Requirement: Only the lines holding the string "name" are needed. Copy each one.

★ ★ ★

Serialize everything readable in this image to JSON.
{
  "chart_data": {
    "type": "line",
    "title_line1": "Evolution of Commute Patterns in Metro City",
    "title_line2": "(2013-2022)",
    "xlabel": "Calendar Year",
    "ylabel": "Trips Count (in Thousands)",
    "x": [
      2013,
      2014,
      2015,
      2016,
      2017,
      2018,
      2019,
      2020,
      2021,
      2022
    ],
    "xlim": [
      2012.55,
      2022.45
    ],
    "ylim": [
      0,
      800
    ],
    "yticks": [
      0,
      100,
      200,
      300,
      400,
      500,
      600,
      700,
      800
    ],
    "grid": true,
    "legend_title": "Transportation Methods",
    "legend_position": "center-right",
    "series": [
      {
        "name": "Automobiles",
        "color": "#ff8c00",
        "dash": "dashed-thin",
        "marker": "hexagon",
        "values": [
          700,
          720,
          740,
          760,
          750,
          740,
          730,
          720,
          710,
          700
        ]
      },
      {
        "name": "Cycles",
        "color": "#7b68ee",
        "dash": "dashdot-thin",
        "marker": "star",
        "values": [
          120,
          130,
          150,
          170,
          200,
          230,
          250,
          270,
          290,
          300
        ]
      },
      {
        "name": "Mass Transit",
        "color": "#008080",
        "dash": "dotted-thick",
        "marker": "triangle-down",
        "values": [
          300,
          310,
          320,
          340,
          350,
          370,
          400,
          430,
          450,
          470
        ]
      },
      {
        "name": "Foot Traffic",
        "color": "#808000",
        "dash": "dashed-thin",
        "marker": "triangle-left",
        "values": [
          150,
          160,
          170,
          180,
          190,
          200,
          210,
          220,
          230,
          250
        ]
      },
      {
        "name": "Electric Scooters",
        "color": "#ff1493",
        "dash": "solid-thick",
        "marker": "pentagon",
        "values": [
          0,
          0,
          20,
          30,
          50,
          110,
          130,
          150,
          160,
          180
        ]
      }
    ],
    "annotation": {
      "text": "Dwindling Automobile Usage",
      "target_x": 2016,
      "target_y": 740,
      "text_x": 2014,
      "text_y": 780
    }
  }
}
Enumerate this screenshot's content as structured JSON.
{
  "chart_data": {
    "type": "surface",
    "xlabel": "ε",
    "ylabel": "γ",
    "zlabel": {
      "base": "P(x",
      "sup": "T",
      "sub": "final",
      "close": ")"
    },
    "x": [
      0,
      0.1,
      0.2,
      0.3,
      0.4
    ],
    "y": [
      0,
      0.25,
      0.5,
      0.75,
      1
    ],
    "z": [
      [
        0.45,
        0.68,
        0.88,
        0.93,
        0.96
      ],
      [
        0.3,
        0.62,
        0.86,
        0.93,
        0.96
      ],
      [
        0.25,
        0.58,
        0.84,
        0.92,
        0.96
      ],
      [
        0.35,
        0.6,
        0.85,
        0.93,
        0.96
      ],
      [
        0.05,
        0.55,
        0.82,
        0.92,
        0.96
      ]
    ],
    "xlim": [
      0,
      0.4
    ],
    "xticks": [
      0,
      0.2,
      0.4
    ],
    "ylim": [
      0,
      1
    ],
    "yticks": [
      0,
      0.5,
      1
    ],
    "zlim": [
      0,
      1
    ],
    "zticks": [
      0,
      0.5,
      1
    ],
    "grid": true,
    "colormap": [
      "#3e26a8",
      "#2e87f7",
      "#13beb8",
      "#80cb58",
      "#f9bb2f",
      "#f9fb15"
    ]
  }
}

★ ★ ★

The result:
        "name": "Automobiles",
        "name": "Cycles",
        "name": "Mass Transit",
        "name": "Foot Traffic",
        "name": "Electric Scooters",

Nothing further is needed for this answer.